━━━ EXTRACTED MATERIAL ━━━
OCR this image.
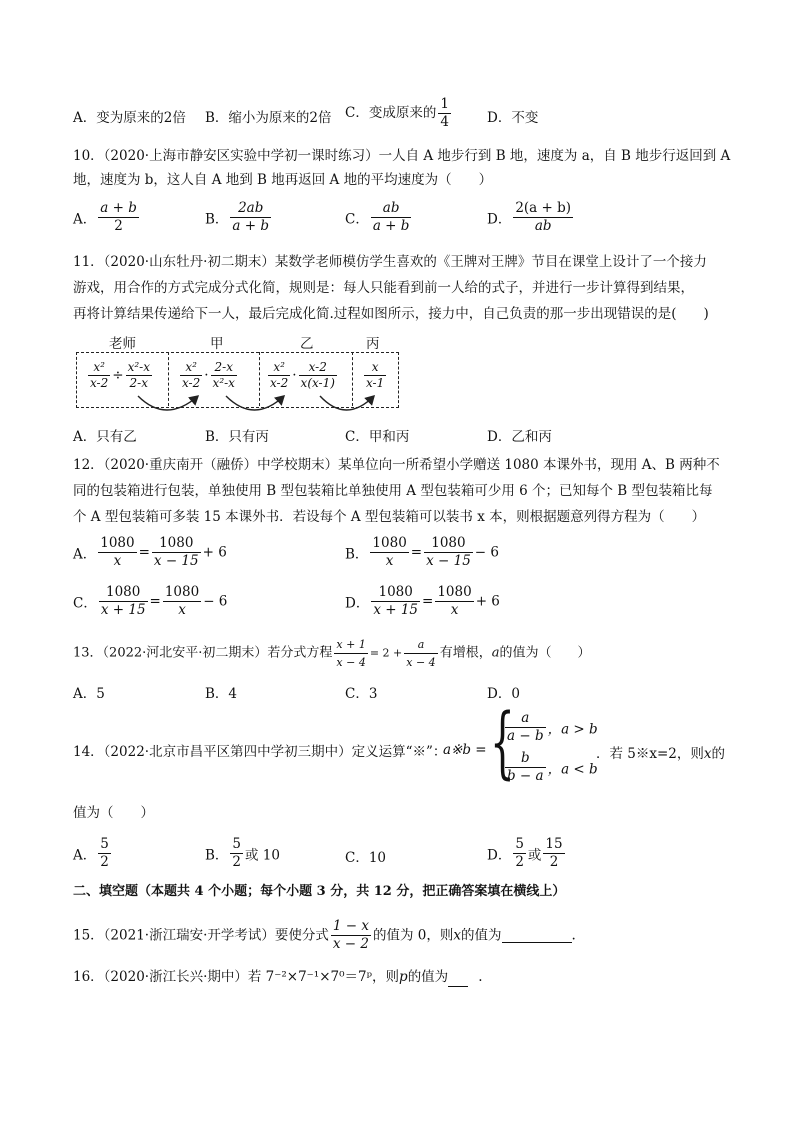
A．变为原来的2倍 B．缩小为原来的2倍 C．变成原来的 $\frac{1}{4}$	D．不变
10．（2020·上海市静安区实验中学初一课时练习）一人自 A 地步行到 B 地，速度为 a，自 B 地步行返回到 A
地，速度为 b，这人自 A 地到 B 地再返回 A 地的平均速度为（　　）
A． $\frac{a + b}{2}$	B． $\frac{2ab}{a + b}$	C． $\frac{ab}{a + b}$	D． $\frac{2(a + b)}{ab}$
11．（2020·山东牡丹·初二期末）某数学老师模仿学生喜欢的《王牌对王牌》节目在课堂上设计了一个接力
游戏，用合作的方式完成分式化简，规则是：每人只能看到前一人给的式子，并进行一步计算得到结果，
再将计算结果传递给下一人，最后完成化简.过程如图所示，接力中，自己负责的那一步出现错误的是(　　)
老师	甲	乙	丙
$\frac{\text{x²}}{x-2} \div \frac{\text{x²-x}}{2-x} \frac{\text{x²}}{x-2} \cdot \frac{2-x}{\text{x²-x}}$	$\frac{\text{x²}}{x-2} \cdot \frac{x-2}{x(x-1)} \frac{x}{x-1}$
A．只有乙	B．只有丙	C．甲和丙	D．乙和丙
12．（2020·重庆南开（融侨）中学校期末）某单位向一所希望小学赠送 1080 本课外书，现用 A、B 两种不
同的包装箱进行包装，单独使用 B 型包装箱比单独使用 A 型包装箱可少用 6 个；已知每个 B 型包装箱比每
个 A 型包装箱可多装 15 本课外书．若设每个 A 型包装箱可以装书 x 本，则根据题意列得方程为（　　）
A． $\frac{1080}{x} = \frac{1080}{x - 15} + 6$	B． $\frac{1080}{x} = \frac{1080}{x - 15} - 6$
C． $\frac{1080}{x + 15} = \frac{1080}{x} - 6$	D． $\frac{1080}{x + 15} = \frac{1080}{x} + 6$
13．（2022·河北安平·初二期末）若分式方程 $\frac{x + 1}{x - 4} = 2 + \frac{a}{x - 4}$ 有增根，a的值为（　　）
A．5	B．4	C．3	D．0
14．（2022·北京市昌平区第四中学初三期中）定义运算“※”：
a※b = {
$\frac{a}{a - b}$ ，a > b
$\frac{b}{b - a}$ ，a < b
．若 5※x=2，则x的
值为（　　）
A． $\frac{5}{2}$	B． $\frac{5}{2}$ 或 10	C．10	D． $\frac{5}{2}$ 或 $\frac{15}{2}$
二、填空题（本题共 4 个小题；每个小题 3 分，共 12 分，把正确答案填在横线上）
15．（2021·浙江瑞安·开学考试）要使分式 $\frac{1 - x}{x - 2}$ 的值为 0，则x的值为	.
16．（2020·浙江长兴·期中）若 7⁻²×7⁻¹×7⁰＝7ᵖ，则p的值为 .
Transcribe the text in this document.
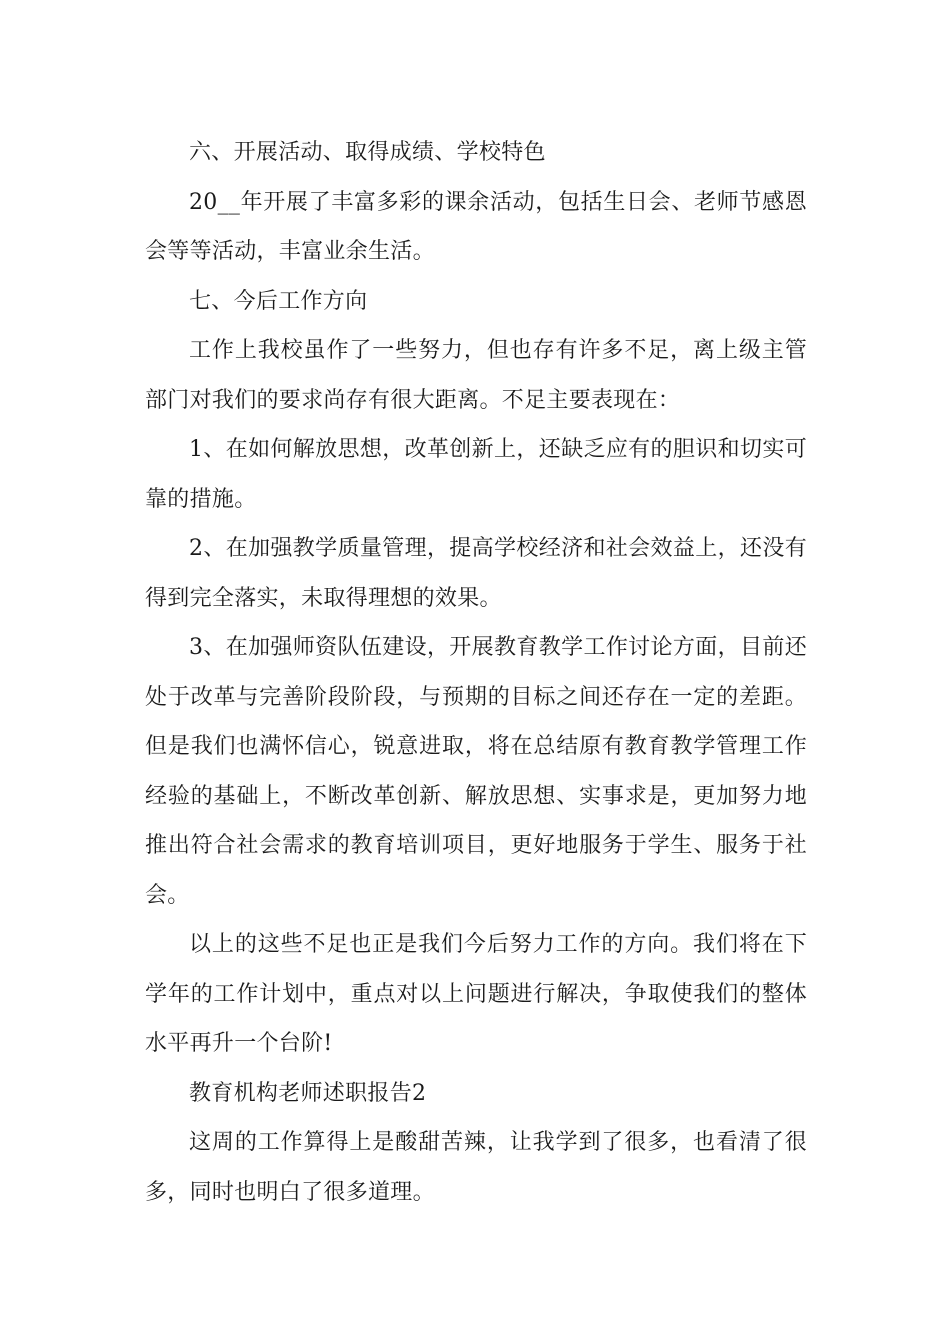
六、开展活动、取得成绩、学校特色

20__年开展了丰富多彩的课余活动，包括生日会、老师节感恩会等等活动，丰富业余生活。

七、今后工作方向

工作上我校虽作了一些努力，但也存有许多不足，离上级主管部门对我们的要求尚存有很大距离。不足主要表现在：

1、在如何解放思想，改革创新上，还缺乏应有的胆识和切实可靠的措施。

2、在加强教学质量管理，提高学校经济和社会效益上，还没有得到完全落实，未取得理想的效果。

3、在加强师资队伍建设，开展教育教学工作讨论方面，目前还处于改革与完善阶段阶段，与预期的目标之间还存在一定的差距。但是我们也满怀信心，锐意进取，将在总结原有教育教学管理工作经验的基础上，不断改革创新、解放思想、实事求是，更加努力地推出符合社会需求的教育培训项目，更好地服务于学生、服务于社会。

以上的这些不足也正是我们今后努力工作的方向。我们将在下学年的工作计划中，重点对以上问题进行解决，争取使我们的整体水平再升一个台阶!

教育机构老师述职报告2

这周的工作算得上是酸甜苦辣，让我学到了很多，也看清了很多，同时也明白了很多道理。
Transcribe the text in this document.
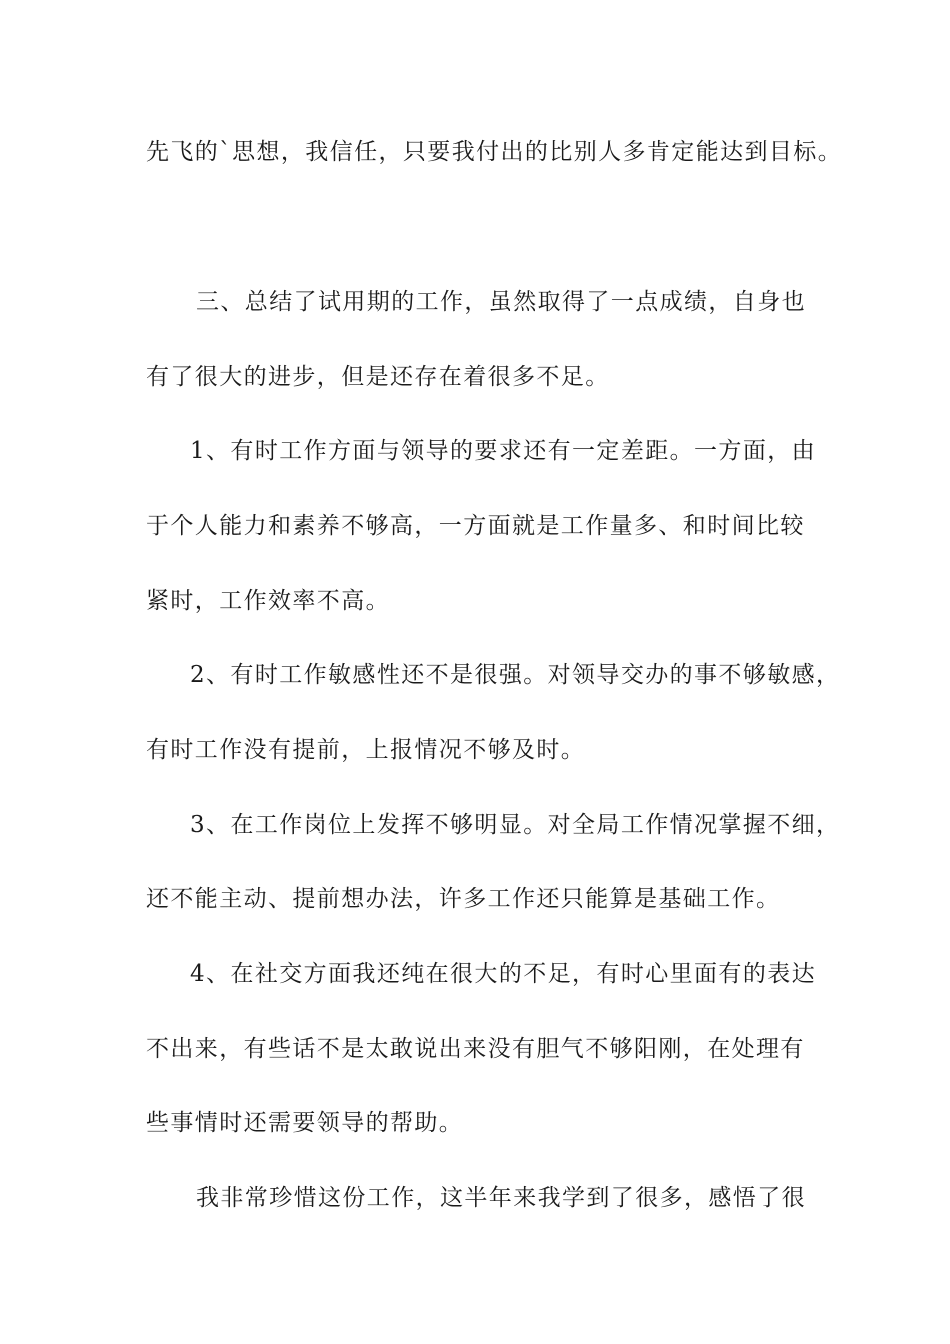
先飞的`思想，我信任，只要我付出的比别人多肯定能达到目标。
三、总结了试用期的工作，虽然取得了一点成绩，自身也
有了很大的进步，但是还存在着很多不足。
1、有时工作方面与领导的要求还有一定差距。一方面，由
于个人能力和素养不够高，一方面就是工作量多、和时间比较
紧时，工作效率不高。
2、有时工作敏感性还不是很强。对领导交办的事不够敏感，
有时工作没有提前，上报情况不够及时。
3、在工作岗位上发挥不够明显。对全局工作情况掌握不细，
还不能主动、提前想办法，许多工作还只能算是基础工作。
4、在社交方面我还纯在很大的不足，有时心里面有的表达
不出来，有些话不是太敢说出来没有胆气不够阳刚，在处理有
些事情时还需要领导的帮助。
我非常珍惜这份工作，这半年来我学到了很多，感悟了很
━━━
WRITTEN INSTRUCTION —
Note how many lines in the listing above hold the string "初二期末", then give only that figure.

RESPONSE —
2